- Job -
Extract all lines that hold "icon" from the records below.

- Provided information -
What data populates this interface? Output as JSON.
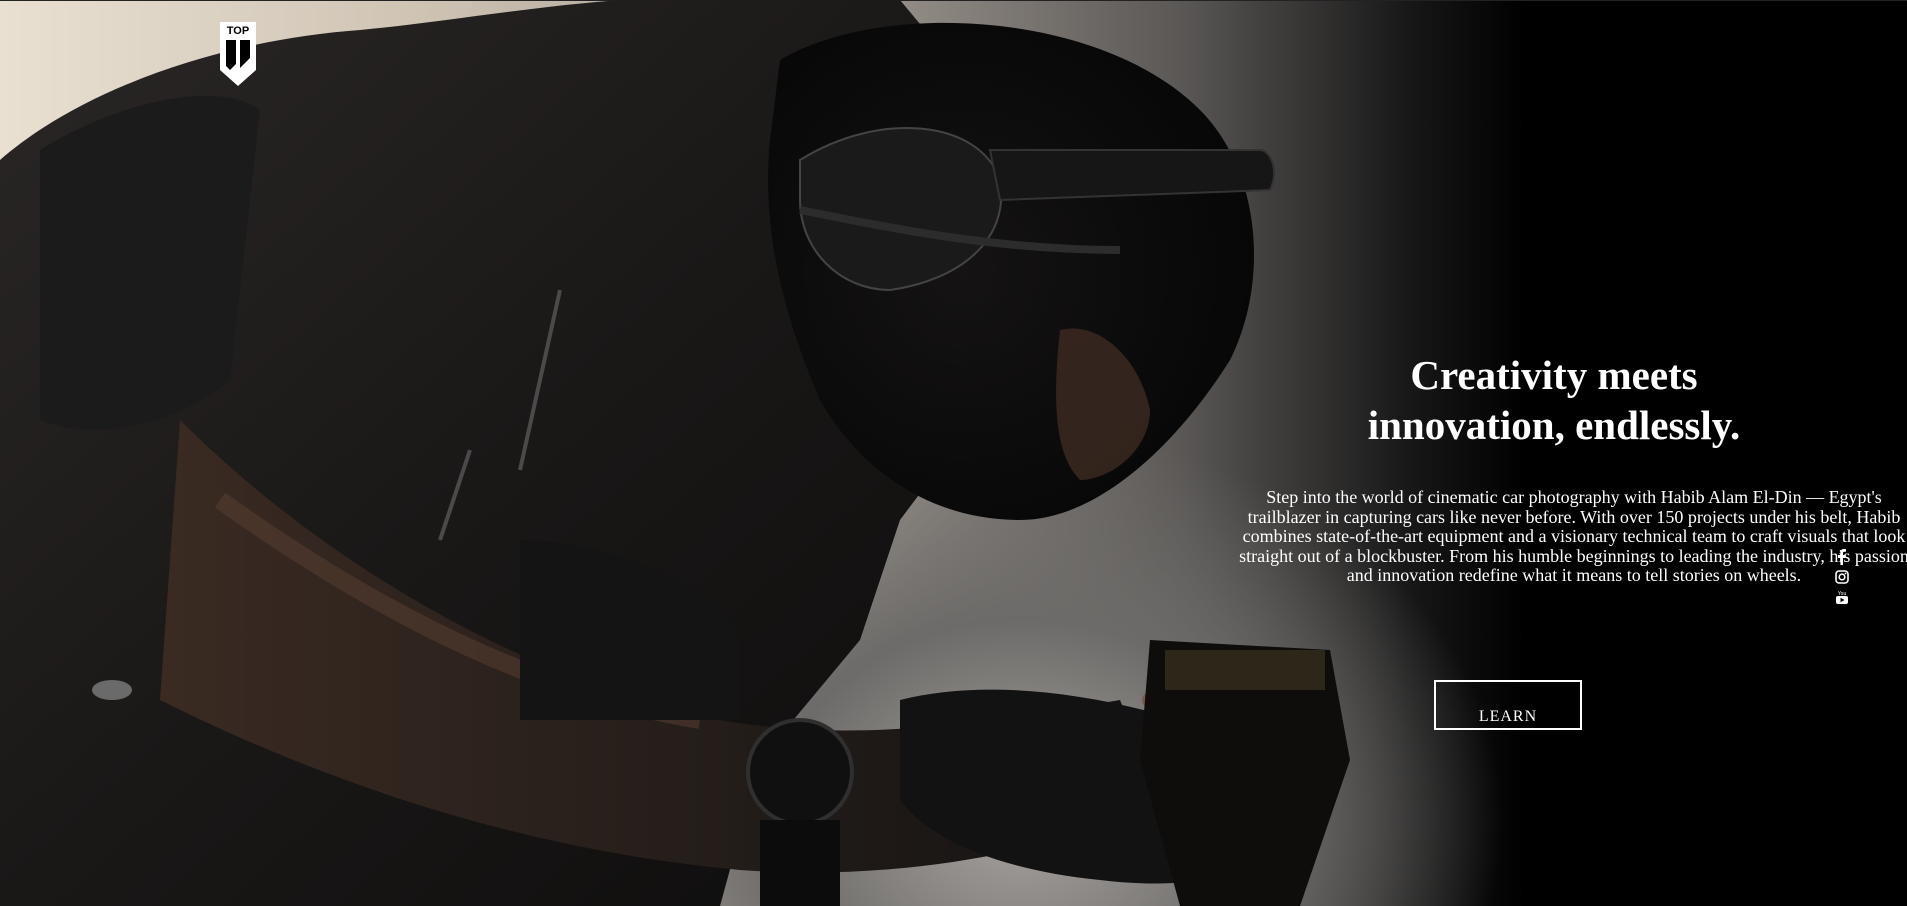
{
  "brand": {
    "logo_text": "TOP",
    "logo_icon": "shield-logo-icon"
  },
  "hero": {
    "headline_line1": "Creativity meets",
    "headline_line2": "innovation, endlessly.",
    "body": "Step into the world of cinematic car photography with Habib Alam El-Din — Egypt's trailblazer in capturing cars like never before. With over 150 projects under his belt, Habib combines state-of-the-art equipment and a visionary technical team to craft visuals that look straight out of a blockbuster. From his humble beginnings to leading the industry, his passion and innovation redefine what it means to tell stories on wheels.",
    "cta_label": "LEARN"
  },
  "social": {
    "items": [
      {
        "icon": "facebook-icon"
      },
      {
        "icon": "instagram-icon"
      },
      {
        "icon": "youtube-icon"
      }
    ]
  },
  "colors": {
    "background": "#000000",
    "text": "#ffffff",
    "warm_light": "#e9e0d2"
  }
}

- Solution to this problem -
    "logo_icon": "shield-logo-icon"
        "icon": "facebook-icon"
        "icon": "instagram-icon"
        "icon": "youtube-icon"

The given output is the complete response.